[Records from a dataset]

───

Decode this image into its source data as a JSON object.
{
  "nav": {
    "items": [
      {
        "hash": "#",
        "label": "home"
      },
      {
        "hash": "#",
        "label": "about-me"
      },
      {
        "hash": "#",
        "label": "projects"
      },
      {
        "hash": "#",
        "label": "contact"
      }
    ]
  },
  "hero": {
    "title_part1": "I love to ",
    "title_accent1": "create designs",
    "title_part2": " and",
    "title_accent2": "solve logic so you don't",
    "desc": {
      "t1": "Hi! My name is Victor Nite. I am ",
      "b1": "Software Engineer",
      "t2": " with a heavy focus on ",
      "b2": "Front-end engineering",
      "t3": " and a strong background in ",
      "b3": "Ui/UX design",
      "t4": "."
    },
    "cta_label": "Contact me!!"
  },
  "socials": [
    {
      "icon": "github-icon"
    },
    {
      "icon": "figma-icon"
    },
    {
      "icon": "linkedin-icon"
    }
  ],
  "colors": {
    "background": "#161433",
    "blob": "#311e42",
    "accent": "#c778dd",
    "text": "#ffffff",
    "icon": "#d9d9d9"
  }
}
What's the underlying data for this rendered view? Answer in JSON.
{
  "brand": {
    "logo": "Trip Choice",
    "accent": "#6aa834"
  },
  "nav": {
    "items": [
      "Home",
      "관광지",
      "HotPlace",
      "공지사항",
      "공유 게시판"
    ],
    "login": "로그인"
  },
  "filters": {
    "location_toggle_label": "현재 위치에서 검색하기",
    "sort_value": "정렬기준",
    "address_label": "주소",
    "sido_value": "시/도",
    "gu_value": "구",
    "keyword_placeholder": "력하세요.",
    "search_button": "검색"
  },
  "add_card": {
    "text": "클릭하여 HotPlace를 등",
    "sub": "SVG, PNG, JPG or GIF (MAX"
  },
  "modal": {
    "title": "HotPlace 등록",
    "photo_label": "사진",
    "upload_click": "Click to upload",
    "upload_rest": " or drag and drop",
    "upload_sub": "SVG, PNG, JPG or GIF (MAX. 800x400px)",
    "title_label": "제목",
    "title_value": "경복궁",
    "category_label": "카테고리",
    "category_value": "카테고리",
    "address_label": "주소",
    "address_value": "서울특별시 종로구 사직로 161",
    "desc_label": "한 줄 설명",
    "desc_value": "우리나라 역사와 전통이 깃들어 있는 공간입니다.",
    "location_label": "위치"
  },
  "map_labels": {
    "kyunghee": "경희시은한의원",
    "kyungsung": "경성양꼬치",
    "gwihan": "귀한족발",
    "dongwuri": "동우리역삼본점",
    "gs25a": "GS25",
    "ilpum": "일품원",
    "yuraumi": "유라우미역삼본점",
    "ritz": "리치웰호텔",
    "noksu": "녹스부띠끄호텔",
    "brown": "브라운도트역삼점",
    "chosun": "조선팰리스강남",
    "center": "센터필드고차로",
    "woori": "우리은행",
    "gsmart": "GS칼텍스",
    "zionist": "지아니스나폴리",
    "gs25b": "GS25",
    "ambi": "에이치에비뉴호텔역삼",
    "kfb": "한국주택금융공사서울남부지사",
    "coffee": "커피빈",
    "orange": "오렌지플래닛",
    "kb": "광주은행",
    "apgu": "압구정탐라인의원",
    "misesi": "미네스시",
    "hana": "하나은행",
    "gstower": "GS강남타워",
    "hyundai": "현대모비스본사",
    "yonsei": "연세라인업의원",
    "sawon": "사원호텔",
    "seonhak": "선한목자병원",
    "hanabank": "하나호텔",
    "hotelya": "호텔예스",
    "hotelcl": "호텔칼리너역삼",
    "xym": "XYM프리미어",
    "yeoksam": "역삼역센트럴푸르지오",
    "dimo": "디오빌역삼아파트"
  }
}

───

▶ Stated exercise:
Identify the lines in the records above that contain the word "JSON", then state how many there are and nothing more.

▶ The result:
2